* Start TASK INPUT *
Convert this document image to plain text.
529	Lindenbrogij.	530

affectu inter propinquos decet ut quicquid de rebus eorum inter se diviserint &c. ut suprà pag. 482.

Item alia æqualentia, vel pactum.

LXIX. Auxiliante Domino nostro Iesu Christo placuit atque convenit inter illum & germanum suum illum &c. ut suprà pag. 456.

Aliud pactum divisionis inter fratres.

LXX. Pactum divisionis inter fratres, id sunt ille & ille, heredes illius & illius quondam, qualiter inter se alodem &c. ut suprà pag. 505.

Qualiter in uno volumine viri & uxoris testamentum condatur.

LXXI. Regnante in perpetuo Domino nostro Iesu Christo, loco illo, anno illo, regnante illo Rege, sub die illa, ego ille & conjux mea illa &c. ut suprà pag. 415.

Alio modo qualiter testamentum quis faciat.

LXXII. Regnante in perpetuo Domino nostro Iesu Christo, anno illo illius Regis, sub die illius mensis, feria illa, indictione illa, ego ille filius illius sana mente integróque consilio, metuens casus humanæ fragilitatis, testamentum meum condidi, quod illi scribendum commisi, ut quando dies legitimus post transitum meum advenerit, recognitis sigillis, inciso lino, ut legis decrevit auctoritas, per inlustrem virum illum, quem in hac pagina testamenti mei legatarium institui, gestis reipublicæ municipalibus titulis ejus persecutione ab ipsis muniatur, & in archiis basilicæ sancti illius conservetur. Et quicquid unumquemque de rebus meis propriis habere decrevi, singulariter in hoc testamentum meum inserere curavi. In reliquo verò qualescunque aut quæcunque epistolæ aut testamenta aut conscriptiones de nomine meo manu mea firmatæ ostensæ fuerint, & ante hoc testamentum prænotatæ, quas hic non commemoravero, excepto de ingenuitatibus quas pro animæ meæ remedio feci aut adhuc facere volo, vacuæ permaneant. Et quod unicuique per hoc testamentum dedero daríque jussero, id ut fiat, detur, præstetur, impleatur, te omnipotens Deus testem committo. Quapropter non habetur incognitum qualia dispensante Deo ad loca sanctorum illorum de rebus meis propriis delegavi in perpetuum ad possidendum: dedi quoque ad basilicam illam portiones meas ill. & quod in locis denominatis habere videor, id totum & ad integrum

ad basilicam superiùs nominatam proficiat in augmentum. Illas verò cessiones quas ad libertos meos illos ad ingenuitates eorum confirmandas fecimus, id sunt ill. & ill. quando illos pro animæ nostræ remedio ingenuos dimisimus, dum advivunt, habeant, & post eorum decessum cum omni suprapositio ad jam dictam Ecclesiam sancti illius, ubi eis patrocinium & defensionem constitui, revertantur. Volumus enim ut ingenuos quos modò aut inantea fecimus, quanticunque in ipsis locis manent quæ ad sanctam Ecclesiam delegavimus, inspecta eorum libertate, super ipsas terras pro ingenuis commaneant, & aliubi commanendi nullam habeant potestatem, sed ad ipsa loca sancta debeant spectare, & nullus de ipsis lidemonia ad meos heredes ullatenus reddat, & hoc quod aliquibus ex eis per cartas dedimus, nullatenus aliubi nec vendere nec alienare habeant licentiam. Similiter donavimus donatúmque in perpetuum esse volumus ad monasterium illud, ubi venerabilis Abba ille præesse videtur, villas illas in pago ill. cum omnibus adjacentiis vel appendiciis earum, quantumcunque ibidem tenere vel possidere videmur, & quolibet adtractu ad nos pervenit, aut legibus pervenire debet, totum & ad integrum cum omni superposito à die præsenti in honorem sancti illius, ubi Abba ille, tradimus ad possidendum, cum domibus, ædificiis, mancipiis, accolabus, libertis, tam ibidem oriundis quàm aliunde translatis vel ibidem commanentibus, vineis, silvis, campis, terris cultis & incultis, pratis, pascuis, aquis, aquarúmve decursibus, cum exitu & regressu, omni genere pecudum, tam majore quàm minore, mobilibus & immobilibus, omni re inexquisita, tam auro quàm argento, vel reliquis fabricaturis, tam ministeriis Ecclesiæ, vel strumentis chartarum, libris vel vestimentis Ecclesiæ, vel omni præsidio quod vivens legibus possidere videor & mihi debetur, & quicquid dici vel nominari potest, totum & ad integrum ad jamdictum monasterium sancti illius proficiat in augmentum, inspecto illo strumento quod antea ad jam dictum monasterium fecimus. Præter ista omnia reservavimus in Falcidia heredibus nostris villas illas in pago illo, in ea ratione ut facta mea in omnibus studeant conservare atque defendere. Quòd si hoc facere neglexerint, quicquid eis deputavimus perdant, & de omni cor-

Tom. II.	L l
* End TASK INPUT *
▸ **WHAT THE EXERCISE ASKS**
Take the data above and return it exactly.

▸ **TASK SOLUTION**
Convert this document image to plain text.
529	Lindenbrogij.	530

affectu inter propinquos decet ut quicquid de rebus eorum inter se diviserint &c. ut suprà pag. 482.

Item alia æqualentia, vel pactum.

LXIX. Auxiliante Domino nostro Iesu Christo placuit atque convenit inter illum & germanum suum illum &c. ut suprà pag. 456.

Aliud pactum divisionis inter fratres.

LXX. Pactum divisionis inter fratres, id sunt ille & ille, heredes illius & illius quondam, qualiter inter se alodem &c. ut suprà pag. 505.

Qualiter in uno volumine viri & uxoris testamentum condatur.

LXXI. Regnante in perpetuo Domino nostro Iesu Christo, loco illo, anno illo, regnante illo Rege, sub die illa, ego ille & conjux mea illa &c. ut suprà pag. 415.

Alio modo qualiter testamentum quis faciat.

LXXII. Regnante in perpetuo Domino nostro Iesu Christo, anno illo illius Regis, sub die illius mensis, feria illa, indictione illa, ego ille filius illius sana mente integróque consilio, metuens casus humanæ fragilitatis, testamentum meum condidi, quod illi scribendum commisi, ut quando dies legitimus post transitum meum advenerit, recognitis sigillis, inciso lino, ut legis decrevit auctoritas, per inlustrem virum illum, quem in hac pagina testamenti mei legatarium institui, gestis reipublicæ municipalibus titulis ejus persecutione ab ipsis muniatur, & in archiis basilicæ sancti illius conservetur. Et quicquid unumquemque de rebus meis propriis habere decrevi, singulariter in hoc testamentum meum inserere curavi. In reliquo verò qualescunque aut quæcunque epistolæ aut testamenta aut conscriptiones de nomine meo manu mea firmatæ ostensæ fuerint, & ante hoc testamentum prænotatæ, quas hic non commemoravero, excepto de ingenuitatibus quas pro animæ meæ remedio feci aut adhuc facere volo, vacuæ permaneant. Et quod unicuique per hoc testamentum dedero daríque jussero, id ut fiat, detur, præstetur, impleatur, te omnipotens Deus testem committo. Quapropter non habetur incognitum qualia dispensante Deo ad loca sanctorum illorum de rebus meis propriis delegavi in perpetuum ad possidendum: dedi quoque ad basilicam illam portiones meas ill. & quod in locis denominatis habere videor, id totum & ad integrum

ad basilicam superiùs nominatam proficiat in augmentum. Illas verò cessiones quas ad libertos meos illos ad ingenuitates eorum confirmandas fecimus, id sunt ill. & ill. quando illos pro animæ nostræ remedio ingenuos dimisimus, dum advivunt, habeant, & post eorum decessum cum omni suprapositio ad jam dictam Ecclesiam sancti illius, ubi eis patrocinium & defensionem constitui, revertantur. Volumus enim ut ingenuos quos modò aut inantea fecimus, quanticunque in ipsis locis manent quæ ad sanctam Ecclesiam delegavimus, inspecta eorum libertate, super ipsas terras pro ingenuis commaneant, & aliubi commanendi nullam habeant potestatem, sed ad ipsa loca sancta debeant spectare, & nullus de ipsis lidemonia ad meos heredes ullatenus reddat, & hoc quod aliquibus ex eis per cartas dedimus, nullatenus aliubi nec vendere nec alienare habeant licentiam. Similiter donavimus donatúmque in perpetuum esse volumus ad monasterium illud, ubi venerabilis Abba ille præesse videtur, villas illas in pago ill. cum omnibus adjacentiis vel appendiciis earum, quantumcunque ibidem tenere vel possidere videmur, & quolibet adtractu ad nos pervenit, aut legibus pervenire debet, totum & ad integrum cum omni superposito à die præsenti in honorem sancti illius, ubi Abba ille, tradimus ad possidendum, cum domibus, ædificiis, mancipiis, accolabus, libertis, tam ibidem oriundis quàm aliunde translatis vel ibidem commanentibus, vineis, silvis, campis, terris cultis & incultis, pratis, pascuis, aquis, aquarúmve decursibus, cum exitu & regressu, omni genere pecudum, tam majore quàm minore, mobilibus & immobilibus, omni re inexquisita, tam auro quàm argento, vel reliquis fabricaturis, tam ministeriis Ecclesiæ, vel strumentis chartarum, libris vel vestimentis Ecclesiæ, vel omni præsidio quod vivens legibus possidere videor & mihi debetur, & quicquid dici vel nominari potest, totum & ad integrum ad jamdictum monasterium sancti illius proficiat in augmentum, inspecto illo strumento quod antea ad jam dictum monasterium fecimus. Præter ista omnia reservavimus in Falcidia heredibus nostris villas illas in pago illo, in ea ratione ut facta mea in omnibus studeant conservare atque defendere. Quòd si hoc facere neglexerint, quicquid eis deputavimus perdant, & de omni cor-

Tom. II.	L l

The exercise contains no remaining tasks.